— START —

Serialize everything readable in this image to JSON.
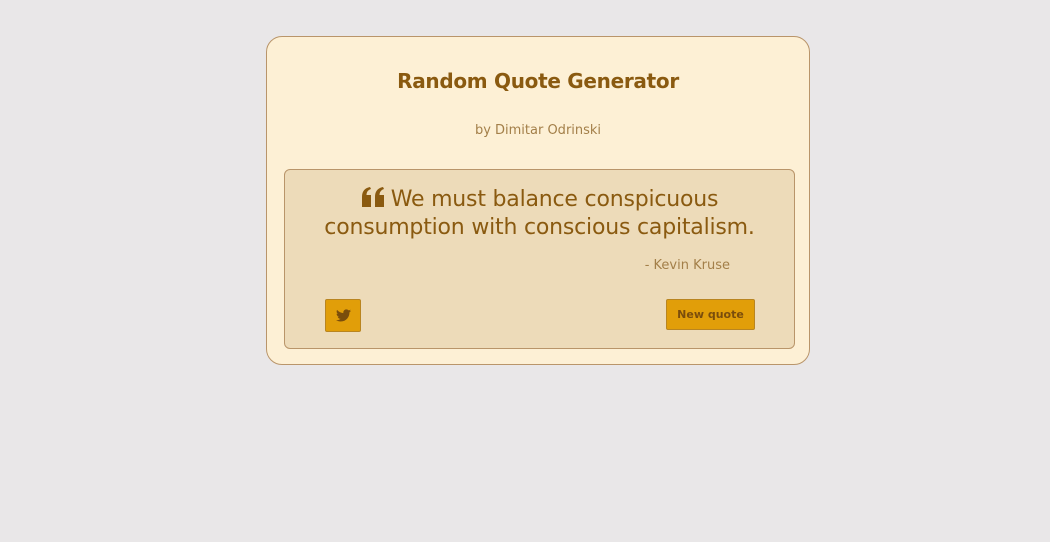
{
  "app": {
    "title": "Random Quote Generator",
    "byline": "by Dimitar Odrinski"
  },
  "quote": {
    "text": "We must balance conspicuous consumption with conscious capitalism.",
    "author": "- Kevin Kruse",
    "icon": "quote-left-icon"
  },
  "actions": {
    "tweet_icon": "twitter-icon",
    "new_quote_label": "New quote"
  },
  "colors": {
    "background": "#e9e7e8",
    "card": "#fdf0d5",
    "quote_box": "#eddbb9",
    "accent": "#e19e09",
    "text": "#8a5a10",
    "muted_text": "#a37f49",
    "border": "#b9956a"
  }
}
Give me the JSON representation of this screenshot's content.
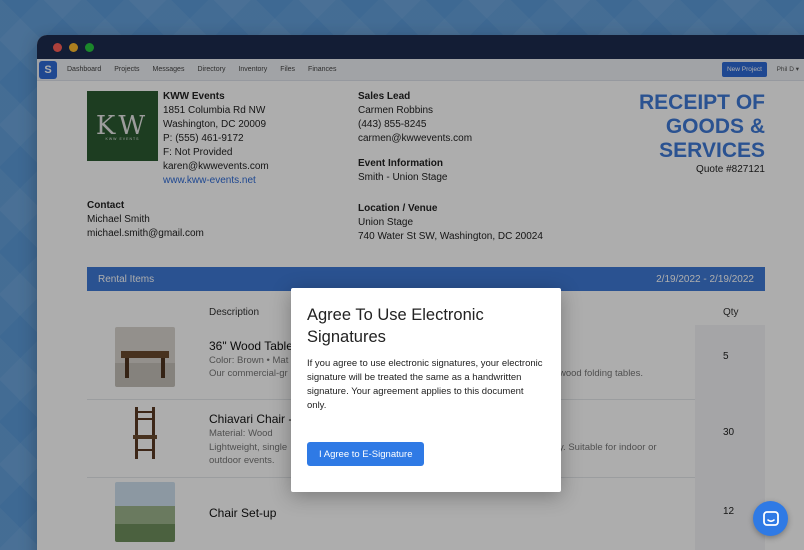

— END —

*Written exercise:* Images should not appear in the copy; retype the listing above exactly.

*Task response:*
Serialize everything readable in this image to JSON.
{
  "app": {
    "title": "Random Quote Generator",
    "byline": "by Dimitar Odrinski"
  },
  "quote": {
    "text": "We must balance conspicuous consumption with conscious capitalism.",
    "author": "- Kevin Kruse",
    "icon": "quote-left-icon"
  },
  "actions": {
    "tweet_icon": "twitter-icon",
    "new_quote_label": "New quote"
  },
  "colors": {
    "background": "#e9e7e8",
    "card": "#fdf0d5",
    "quote_box": "#eddbb9",
    "accent": "#e19e09",
    "text": "#8a5a10",
    "muted_text": "#a37f49",
    "border": "#b9956a"
  }
}
Give me the JSON representation of this screenshot's content.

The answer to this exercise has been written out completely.